■ WHAT THE EXERCISE ASKS
Collect every line below that contains the word "name".

▬▬▬▬▬▬▬▬▬▬

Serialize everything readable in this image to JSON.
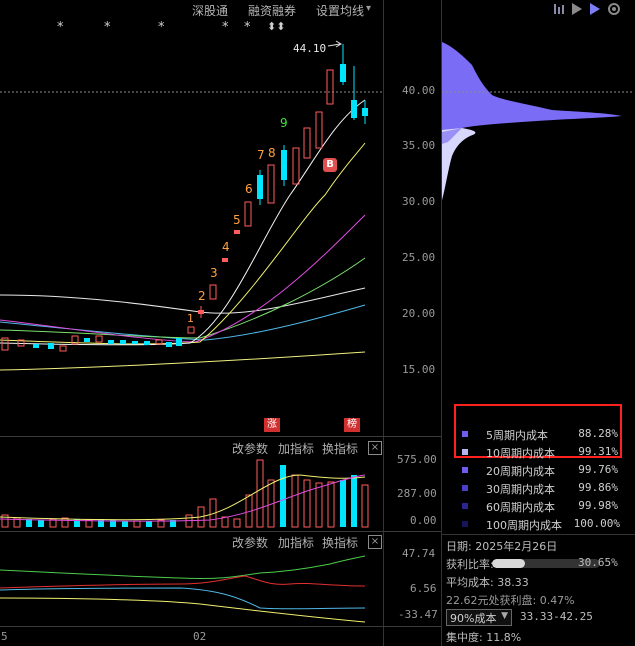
{
  "toolbar": {
    "links": [
      "深股通",
      "融资融券",
      "设置均线"
    ],
    "dropdown_arrow": "▾"
  },
  "right_toolbar_icons": [
    "chart-bars-icon",
    "flag-icon",
    "flag-active-icon",
    "settings-gear-icon"
  ],
  "star_marks": [
    "*",
    "*",
    "*",
    "*",
    "*",
    "⬍⬍"
  ],
  "price_chart": {
    "high_label": "44.10",
    "buy_marker": "B",
    "signals": [
      "涨",
      "榜"
    ],
    "td_counts": [
      "1",
      "2",
      "3",
      "4",
      "5",
      "6",
      "7",
      "8",
      "9"
    ],
    "yaxis_labels": [
      "40.00",
      "35.00",
      "30.00",
      "25.00",
      "20.00",
      "15.00"
    ]
  },
  "volume_panel": {
    "buttons": [
      "改参数",
      "加指标",
      "换指标"
    ],
    "close": "×",
    "yaxis_labels": [
      "575.00",
      "287.00",
      "0.00"
    ]
  },
  "indicator_panel": {
    "buttons": [
      "改参数",
      "加指标",
      "换指标"
    ],
    "close": "×",
    "yaxis_labels": [
      "47.74",
      "6.56",
      "-33.47"
    ]
  },
  "x_axis": {
    "labels": [
      "5",
      "02"
    ]
  },
  "cost_legend": [
    {
      "name": "5周期内成本",
      "value": "88.28%",
      "color": "#6e5cf0"
    },
    {
      "name": "10周期内成本",
      "value": "99.31%",
      "color": "#b8b4f0"
    },
    {
      "name": "20周期内成本",
      "value": "99.76%",
      "color": "#6e5cf0"
    },
    {
      "name": "30周期内成本",
      "value": "99.86%",
      "color": "#4a3fc8"
    },
    {
      "name": "60周期内成本",
      "value": "99.98%",
      "color": "#2a2590"
    },
    {
      "name": "100周期内成本",
      "value": "100.00%",
      "color": "#18165a"
    }
  ],
  "chip_info": {
    "date": "日期: 2025年2月26日",
    "profit_ratio_label": "获利比率:",
    "profit_ratio_value": "30.65%",
    "profit_ratio_fraction": 0.3065,
    "avg_cost": "平均成本: 38.33",
    "profit_at_price": "22.62元处获利盘: 0.47%",
    "cost_select": "90%成本",
    "cost_range": "33.33-42.25",
    "concentration": "集中度: 11.8%"
  },
  "colors": {
    "up": "#ff5c5c",
    "down": "#00e5ff",
    "highlight_box": "#ff2020",
    "chip": "#7a6cf5"
  }
}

▬▬▬▬▬▬▬▬▬▬

■ COMPLETE OUTPUT
      "name": "5周期内成本",
      "name": "10周期内成本",
      "name": "20周期内成本",
      "name": "30周期内成本",
      "name": "60周期内成本",
      "name": "100周期内成本",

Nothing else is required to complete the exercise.